→ Task to carry out: Copy each line below that contains "Impact".

## START Listed entries

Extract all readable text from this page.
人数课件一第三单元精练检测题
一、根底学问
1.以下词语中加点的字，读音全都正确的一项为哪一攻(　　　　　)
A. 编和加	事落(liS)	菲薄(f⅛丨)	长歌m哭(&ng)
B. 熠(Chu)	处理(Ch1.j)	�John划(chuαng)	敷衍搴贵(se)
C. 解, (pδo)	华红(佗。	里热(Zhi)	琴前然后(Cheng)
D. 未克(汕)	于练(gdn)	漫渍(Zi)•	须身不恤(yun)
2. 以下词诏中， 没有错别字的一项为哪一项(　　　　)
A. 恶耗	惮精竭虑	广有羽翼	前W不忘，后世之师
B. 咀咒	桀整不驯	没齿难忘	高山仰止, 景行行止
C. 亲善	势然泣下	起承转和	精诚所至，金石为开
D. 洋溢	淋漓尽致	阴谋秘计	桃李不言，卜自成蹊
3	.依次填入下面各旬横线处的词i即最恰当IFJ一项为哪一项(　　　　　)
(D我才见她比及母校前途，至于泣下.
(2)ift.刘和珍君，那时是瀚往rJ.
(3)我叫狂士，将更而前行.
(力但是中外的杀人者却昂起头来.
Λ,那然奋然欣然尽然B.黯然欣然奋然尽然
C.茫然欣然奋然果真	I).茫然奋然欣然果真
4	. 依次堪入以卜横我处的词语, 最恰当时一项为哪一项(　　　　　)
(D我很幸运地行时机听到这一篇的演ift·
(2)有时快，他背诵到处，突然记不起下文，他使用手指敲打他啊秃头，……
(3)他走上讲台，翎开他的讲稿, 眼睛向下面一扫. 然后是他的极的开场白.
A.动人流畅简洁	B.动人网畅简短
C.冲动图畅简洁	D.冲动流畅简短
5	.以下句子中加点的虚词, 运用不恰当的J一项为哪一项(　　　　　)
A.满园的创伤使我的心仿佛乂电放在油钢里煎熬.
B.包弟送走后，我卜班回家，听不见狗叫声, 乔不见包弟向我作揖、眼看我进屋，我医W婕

## END Listed entries
## START Listed entries

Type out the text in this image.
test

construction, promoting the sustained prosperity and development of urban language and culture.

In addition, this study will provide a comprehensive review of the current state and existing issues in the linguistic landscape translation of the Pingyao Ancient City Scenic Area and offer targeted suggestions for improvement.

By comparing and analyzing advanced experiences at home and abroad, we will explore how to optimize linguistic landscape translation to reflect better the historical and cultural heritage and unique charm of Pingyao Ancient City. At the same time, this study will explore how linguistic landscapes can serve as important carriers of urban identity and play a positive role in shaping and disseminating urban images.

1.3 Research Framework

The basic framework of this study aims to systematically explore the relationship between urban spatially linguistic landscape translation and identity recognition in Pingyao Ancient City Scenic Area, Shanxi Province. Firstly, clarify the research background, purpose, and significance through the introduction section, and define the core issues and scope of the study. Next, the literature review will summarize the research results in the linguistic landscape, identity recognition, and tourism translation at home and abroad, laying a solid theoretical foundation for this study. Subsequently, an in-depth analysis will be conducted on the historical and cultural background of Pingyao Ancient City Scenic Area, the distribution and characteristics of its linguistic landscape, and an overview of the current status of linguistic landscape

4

## END Listed entries
## START Listed entries

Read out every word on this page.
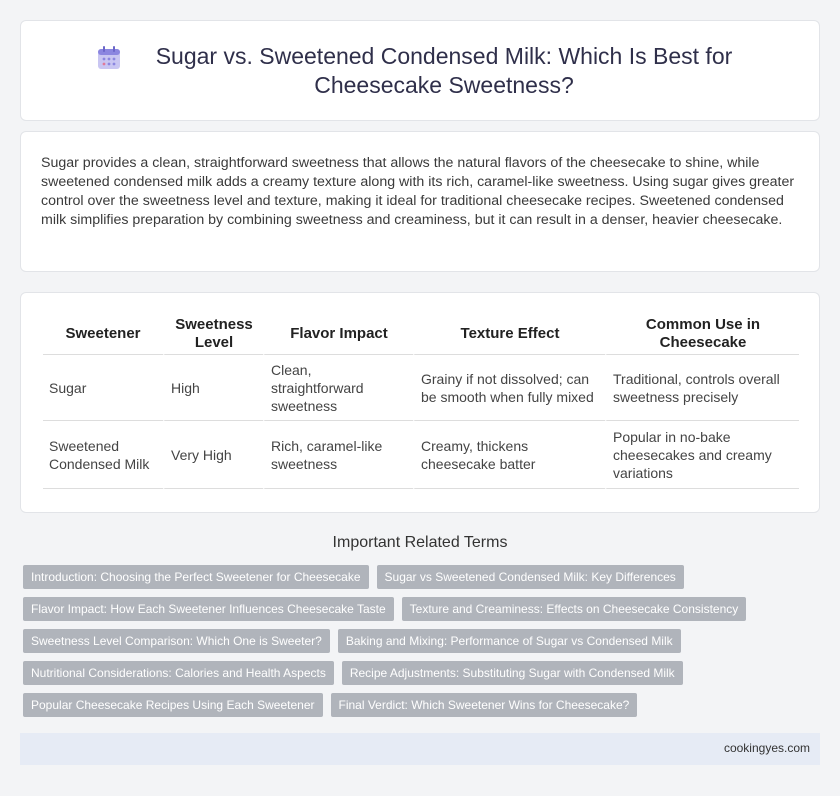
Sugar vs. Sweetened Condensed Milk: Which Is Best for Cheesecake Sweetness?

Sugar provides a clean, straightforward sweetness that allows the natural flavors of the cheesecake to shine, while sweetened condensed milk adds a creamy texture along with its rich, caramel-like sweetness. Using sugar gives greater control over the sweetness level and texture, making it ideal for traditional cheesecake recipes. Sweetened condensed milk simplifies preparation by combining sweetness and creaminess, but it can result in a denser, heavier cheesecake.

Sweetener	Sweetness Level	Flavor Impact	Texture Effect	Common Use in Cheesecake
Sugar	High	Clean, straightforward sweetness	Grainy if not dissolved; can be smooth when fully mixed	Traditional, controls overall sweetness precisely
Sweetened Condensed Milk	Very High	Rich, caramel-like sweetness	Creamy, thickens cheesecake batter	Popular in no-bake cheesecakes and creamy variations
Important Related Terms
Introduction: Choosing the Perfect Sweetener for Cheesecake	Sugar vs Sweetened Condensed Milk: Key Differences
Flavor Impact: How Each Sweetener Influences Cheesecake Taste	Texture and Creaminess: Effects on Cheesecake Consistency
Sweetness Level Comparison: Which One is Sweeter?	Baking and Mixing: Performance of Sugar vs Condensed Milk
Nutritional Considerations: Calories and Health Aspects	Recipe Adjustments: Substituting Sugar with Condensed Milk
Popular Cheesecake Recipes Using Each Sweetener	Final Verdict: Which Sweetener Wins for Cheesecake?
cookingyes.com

## END Listed entries

→ Finished exercise:
Sweetener	Sweetness Level	Flavor Impact	Texture Effect	Common Use in Cheesecake
Flavor Impact: How Each Sweetener Influences Cheesecake Taste	Texture and Creaminess: Effects on Cheesecake Consistency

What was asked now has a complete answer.